======== Data provided ========
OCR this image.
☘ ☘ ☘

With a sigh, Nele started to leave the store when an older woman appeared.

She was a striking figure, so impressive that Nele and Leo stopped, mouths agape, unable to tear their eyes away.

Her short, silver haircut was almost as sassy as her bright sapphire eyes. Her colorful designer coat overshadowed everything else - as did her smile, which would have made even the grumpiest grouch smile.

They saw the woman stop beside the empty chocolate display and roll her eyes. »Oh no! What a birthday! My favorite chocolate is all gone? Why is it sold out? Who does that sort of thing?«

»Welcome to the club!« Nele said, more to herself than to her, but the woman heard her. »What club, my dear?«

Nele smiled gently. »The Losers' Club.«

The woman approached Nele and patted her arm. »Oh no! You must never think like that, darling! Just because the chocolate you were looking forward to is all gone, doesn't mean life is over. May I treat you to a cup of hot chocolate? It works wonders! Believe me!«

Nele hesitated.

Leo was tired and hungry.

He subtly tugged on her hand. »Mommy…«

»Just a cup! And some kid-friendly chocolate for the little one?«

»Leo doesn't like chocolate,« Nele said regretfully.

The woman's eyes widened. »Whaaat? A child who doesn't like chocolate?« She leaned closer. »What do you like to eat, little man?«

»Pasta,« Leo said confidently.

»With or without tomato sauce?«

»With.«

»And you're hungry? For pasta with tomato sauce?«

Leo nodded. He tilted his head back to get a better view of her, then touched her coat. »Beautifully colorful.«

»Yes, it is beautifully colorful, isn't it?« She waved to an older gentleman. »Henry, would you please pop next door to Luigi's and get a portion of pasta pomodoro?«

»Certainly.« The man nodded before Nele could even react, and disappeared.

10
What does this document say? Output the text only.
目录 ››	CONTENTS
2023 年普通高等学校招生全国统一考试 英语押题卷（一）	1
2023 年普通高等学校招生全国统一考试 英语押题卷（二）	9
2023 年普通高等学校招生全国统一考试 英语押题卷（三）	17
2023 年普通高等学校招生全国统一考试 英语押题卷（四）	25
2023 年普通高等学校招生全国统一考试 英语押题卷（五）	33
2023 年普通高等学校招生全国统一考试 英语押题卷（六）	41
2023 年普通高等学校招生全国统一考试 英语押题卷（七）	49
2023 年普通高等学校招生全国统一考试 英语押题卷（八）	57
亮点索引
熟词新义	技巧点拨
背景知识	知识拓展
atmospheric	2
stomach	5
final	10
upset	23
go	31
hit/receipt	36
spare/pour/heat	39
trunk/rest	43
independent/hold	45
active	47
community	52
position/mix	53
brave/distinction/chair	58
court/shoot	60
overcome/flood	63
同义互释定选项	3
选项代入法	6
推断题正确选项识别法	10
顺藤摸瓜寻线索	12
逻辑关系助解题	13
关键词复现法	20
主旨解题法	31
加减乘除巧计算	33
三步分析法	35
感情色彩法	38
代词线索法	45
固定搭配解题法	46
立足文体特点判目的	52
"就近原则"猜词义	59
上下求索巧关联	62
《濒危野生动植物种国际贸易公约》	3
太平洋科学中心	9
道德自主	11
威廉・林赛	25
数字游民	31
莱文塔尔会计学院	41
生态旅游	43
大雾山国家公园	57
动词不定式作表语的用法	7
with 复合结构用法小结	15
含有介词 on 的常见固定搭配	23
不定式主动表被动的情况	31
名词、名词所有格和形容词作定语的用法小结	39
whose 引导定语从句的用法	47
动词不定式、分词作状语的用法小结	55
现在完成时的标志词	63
========
**Aim:** Write all of the records out again exactly.

**Exercise solution:**
OCR this image.
☘ ☘ ☘

With a sigh, Nele started to leave the store when an older woman appeared.

She was a striking figure, so impressive that Nele and Leo stopped, mouths agape, unable to tear their eyes away.

Her short, silver haircut was almost as sassy as her bright sapphire eyes. Her colorful designer coat overshadowed everything else - as did her smile, which would have made even the grumpiest grouch smile.

They saw the woman stop beside the empty chocolate display and roll her eyes. »Oh no! What a birthday! My favorite chocolate is all gone? Why is it sold out? Who does that sort of thing?«

»Welcome to the club!« Nele said, more to herself than to her, but the woman heard her. »What club, my dear?«

Nele smiled gently. »The Losers' Club.«

The woman approached Nele and patted her arm. »Oh no! You must never think like that, darling! Just because the chocolate you were looking forward to is all gone, doesn't mean life is over. May I treat you to a cup of hot chocolate? It works wonders! Believe me!«

Nele hesitated.

Leo was tired and hungry.

He subtly tugged on her hand. »Mommy…«

»Just a cup! And some kid-friendly chocolate for the little one?«

»Leo doesn't like chocolate,« Nele said regretfully.

The woman's eyes widened. »Whaaat? A child who doesn't like chocolate?« She leaned closer. »What do you like to eat, little man?«

»Pasta,« Leo said confidently.

»With or without tomato sauce?«

»With.«

»And you're hungry? For pasta with tomato sauce?«

Leo nodded. He tilted his head back to get a better view of her, then touched her coat. »Beautifully colorful.«

»Yes, it is beautifully colorful, isn't it?« She waved to an older gentleman. »Henry, would you please pop next door to Luigi's and get a portion of pasta pomodoro?«

»Certainly.« The man nodded before Nele could even react, and disappeared.

10
What does this document say? Output the text only.
目录 ››	CONTENTS
2023 年普通高等学校招生全国统一考试 英语押题卷（一）	1
2023 年普通高等学校招生全国统一考试 英语押题卷（二）	9
2023 年普通高等学校招生全国统一考试 英语押题卷（三）	17
2023 年普通高等学校招生全国统一考试 英语押题卷（四）	25
2023 年普通高等学校招生全国统一考试 英语押题卷（五）	33
2023 年普通高等学校招生全国统一考试 英语押题卷（六）	41
2023 年普通高等学校招生全国统一考试 英语押题卷（七）	49
2023 年普通高等学校招生全国统一考试 英语押题卷（八）	57
亮点索引
熟词新义	技巧点拨
背景知识	知识拓展
atmospheric	2
stomach	5
final	10
upset	23
go	31
hit/receipt	36
spare/pour/heat	39
trunk/rest	43
independent/hold	45
active	47
community	52
position/mix	53
brave/distinction/chair	58
court/shoot	60
overcome/flood	63
同义互释定选项	3
选项代入法	6
推断题正确选项识别法	10
顺藤摸瓜寻线索	12
逻辑关系助解题	13
关键词复现法	20
主旨解题法	31
加减乘除巧计算	33
三步分析法	35
感情色彩法	38
代词线索法	45
固定搭配解题法	46
立足文体特点判目的	52
"就近原则"猜词义	59
上下求索巧关联	62
《濒危野生动植物种国际贸易公约》	3
太平洋科学中心	9
道德自主	11
威廉・林赛	25
数字游民	31
莱文塔尔会计学院	41
生态旅游	43
大雾山国家公园	57
动词不定式作表语的用法	7
with 复合结构用法小结	15
含有介词 on 的常见固定搭配	23
不定式主动表被动的情况	31
名词、名词所有格和形容词作定语的用法小结	39
whose 引导定语从句的用法	47
动词不定式、分词作状语的用法小结	55
现在完成时的标志词	63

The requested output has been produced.